Collected data entries:
###
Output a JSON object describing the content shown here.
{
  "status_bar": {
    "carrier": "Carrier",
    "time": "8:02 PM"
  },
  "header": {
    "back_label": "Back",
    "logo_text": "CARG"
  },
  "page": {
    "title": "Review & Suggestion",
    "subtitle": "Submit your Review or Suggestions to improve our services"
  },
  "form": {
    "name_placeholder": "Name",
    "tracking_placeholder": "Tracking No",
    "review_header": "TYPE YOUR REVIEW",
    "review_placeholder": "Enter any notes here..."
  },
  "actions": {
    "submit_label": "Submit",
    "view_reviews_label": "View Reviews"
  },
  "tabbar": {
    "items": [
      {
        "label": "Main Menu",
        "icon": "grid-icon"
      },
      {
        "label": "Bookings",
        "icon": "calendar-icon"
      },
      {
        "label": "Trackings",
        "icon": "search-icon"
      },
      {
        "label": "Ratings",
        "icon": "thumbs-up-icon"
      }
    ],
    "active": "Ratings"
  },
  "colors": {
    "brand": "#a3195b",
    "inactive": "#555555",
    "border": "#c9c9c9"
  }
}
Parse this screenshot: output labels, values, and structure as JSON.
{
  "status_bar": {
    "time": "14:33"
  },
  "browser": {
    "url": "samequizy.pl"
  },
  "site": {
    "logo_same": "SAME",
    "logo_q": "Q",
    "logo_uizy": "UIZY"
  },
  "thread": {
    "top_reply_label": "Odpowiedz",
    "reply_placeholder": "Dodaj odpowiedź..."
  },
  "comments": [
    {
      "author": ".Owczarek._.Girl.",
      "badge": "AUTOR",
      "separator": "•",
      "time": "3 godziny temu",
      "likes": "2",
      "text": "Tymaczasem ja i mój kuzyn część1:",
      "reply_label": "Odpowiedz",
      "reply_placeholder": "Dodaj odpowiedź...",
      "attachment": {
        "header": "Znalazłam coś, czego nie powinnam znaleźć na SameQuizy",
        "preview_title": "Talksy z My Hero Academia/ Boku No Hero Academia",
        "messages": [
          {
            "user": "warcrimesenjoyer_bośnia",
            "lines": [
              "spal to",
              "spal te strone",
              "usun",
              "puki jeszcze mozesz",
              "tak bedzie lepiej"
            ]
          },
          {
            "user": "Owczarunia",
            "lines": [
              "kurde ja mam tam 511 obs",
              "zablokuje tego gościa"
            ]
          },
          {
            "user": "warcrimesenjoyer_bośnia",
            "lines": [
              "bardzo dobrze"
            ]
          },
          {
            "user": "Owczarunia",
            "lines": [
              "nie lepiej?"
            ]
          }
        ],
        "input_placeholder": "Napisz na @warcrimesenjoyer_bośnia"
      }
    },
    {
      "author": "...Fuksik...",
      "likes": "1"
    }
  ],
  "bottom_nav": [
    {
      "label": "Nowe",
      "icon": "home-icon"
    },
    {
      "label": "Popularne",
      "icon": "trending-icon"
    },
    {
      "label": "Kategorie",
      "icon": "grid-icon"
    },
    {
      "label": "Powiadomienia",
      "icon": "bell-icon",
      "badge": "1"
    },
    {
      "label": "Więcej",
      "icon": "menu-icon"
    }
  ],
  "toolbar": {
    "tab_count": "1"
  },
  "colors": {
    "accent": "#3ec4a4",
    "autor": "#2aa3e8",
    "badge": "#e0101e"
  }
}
###
## YOUR INSTRUCTIONS
Repeat back the data above, exact to the last character.

## SOLUTION
Output a JSON object describing the content shown here.
{
  "status_bar": {
    "carrier": "Carrier",
    "time": "8:02 PM"
  },
  "header": {
    "back_label": "Back",
    "logo_text": "CARG"
  },
  "page": {
    "title": "Review & Suggestion",
    "subtitle": "Submit your Review or Suggestions to improve our services"
  },
  "form": {
    "name_placeholder": "Name",
    "tracking_placeholder": "Tracking No",
    "review_header": "TYPE YOUR REVIEW",
    "review_placeholder": "Enter any notes here..."
  },
  "actions": {
    "submit_label": "Submit",
    "view_reviews_label": "View Reviews"
  },
  "tabbar": {
    "items": [
      {
        "label": "Main Menu",
        "icon": "grid-icon"
      },
      {
        "label": "Bookings",
        "icon": "calendar-icon"
      },
      {
        "label": "Trackings",
        "icon": "search-icon"
      },
      {
        "label": "Ratings",
        "icon": "thumbs-up-icon"
      }
    ],
    "active": "Ratings"
  },
  "colors": {
    "brand": "#a3195b",
    "inactive": "#555555",
    "border": "#c9c9c9"
  }
}
Parse this screenshot: output labels, values, and structure as JSON.
{
  "status_bar": {
    "time": "14:33"
  },
  "browser": {
    "url": "samequizy.pl"
  },
  "site": {
    "logo_same": "SAME",
    "logo_q": "Q",
    "logo_uizy": "UIZY"
  },
  "thread": {
    "top_reply_label": "Odpowiedz",
    "reply_placeholder": "Dodaj odpowiedź..."
  },
  "comments": [
    {
      "author": ".Owczarek._.Girl.",
      "badge": "AUTOR",
      "separator": "•",
      "time": "3 godziny temu",
      "likes": "2",
      "text": "Tymaczasem ja i mój kuzyn część1:",
      "reply_label": "Odpowiedz",
      "reply_placeholder": "Dodaj odpowiedź...",
      "attachment": {
        "header": "Znalazłam coś, czego nie powinnam znaleźć na SameQuizy",
        "preview_title": "Talksy z My Hero Academia/ Boku No Hero Academia",
        "messages": [
          {
            "user": "warcrimesenjoyer_bośnia",
            "lines": [
              "spal to",
              "spal te strone",
              "usun",
              "puki jeszcze mozesz",
              "tak bedzie lepiej"
            ]
          },
          {
            "user": "Owczarunia",
            "lines": [
              "kurde ja mam tam 511 obs",
              "zablokuje tego gościa"
            ]
          },
          {
            "user": "warcrimesenjoyer_bośnia",
            "lines": [
              "bardzo dobrze"
            ]
          },
          {
            "user": "Owczarunia",
            "lines": [
              "nie lepiej?"
            ]
          }
        ],
        "input_placeholder": "Napisz na @warcrimesenjoyer_bośnia"
      }
    },
    {
      "author": "...Fuksik...",
      "likes": "1"
    }
  ],
  "bottom_nav": [
    {
      "label": "Nowe",
      "icon": "home-icon"
    },
    {
      "label": "Popularne",
      "icon": "trending-icon"
    },
    {
      "label": "Kategorie",
      "icon": "grid-icon"
    },
    {
      "label": "Powiadomienia",
      "icon": "bell-icon",
      "badge": "1"
    },
    {
      "label": "Więcej",
      "icon": "menu-icon"
    }
  ],
  "toolbar": {
    "tab_count": "1"
  },
  "colors": {
    "accent": "#3ec4a4",
    "autor": "#2aa3e8",
    "badge": "#e0101e"
  }
}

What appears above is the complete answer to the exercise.